Emit the entire listing verbatim.

— start of Input for this task —

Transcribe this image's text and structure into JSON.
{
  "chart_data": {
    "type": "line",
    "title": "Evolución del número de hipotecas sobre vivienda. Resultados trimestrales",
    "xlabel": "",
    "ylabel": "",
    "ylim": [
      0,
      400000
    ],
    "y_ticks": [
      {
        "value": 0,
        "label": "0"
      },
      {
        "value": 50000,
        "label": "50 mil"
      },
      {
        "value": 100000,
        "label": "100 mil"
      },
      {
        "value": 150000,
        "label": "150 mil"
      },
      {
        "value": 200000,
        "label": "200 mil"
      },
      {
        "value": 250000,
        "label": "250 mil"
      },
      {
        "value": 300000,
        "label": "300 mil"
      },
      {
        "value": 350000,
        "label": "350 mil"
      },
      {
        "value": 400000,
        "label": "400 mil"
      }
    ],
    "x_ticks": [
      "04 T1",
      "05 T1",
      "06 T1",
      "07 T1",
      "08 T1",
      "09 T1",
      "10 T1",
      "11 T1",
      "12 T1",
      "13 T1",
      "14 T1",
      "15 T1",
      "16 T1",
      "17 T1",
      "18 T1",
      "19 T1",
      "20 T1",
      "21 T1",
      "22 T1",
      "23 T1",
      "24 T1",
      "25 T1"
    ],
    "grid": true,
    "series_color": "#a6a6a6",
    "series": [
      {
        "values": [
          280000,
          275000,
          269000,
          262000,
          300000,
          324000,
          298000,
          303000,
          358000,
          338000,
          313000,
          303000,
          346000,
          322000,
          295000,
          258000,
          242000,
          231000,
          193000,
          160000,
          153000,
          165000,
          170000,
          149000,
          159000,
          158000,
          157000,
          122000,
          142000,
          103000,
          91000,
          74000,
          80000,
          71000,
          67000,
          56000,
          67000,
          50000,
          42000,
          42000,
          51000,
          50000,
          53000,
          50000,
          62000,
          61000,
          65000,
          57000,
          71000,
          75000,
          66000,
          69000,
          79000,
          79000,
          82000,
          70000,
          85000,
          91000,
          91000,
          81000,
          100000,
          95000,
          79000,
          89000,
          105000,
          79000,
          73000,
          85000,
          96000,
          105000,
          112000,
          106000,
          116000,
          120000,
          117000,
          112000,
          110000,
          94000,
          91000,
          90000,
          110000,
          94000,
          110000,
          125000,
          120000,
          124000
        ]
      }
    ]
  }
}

— end of Input for this task —

• **Finished exercise**
Transcribe this image's text and structure into JSON.
{
  "chart_data": {
    "type": "line",
    "title": "Evolución del número de hipotecas sobre vivienda. Resultados trimestrales",
    "xlabel": "",
    "ylabel": "",
    "ylim": [
      0,
      400000
    ],
    "y_ticks": [
      {
        "value": 0,
        "label": "0"
      },
      {
        "value": 50000,
        "label": "50 mil"
      },
      {
        "value": 100000,
        "label": "100 mil"
      },
      {
        "value": 150000,
        "label": "150 mil"
      },
      {
        "value": 200000,
        "label": "200 mil"
      },
      {
        "value": 250000,
        "label": "250 mil"
      },
      {
        "value": 300000,
        "label": "300 mil"
      },
      {
        "value": 350000,
        "label": "350 mil"
      },
      {
        "value": 400000,
        "label": "400 mil"
      }
    ],
    "x_ticks": [
      "04 T1",
      "05 T1",
      "06 T1",
      "07 T1",
      "08 T1",
      "09 T1",
      "10 T1",
      "11 T1",
      "12 T1",
      "13 T1",
      "14 T1",
      "15 T1",
      "16 T1",
      "17 T1",
      "18 T1",
      "19 T1",
      "20 T1",
      "21 T1",
      "22 T1",
      "23 T1",
      "24 T1",
      "25 T1"
    ],
    "grid": true,
    "series_color": "#a6a6a6",
    "series": [
      {
        "values": [
          280000,
          275000,
          269000,
          262000,
          300000,
          324000,
          298000,
          303000,
          358000,
          338000,
          313000,
          303000,
          346000,
          322000,
          295000,
          258000,
          242000,
          231000,
          193000,
          160000,
          153000,
          165000,
          170000,
          149000,
          159000,
          158000,
          157000,
          122000,
          142000,
          103000,
          91000,
          74000,
          80000,
          71000,
          67000,
          56000,
          67000,
          50000,
          42000,
          42000,
          51000,
          50000,
          53000,
          50000,
          62000,
          61000,
          65000,
          57000,
          71000,
          75000,
          66000,
          69000,
          79000,
          79000,
          82000,
          70000,
          85000,
          91000,
          91000,
          81000,
          100000,
          95000,
          79000,
          89000,
          105000,
          79000,
          73000,
          85000,
          96000,
          105000,
          112000,
          106000,
          116000,
          120000,
          117000,
          112000,
          110000,
          94000,
          91000,
          90000,
          110000,
          94000,
          110000,
          125000,
          120000,
          124000
        ]
      }
    ]
  }
}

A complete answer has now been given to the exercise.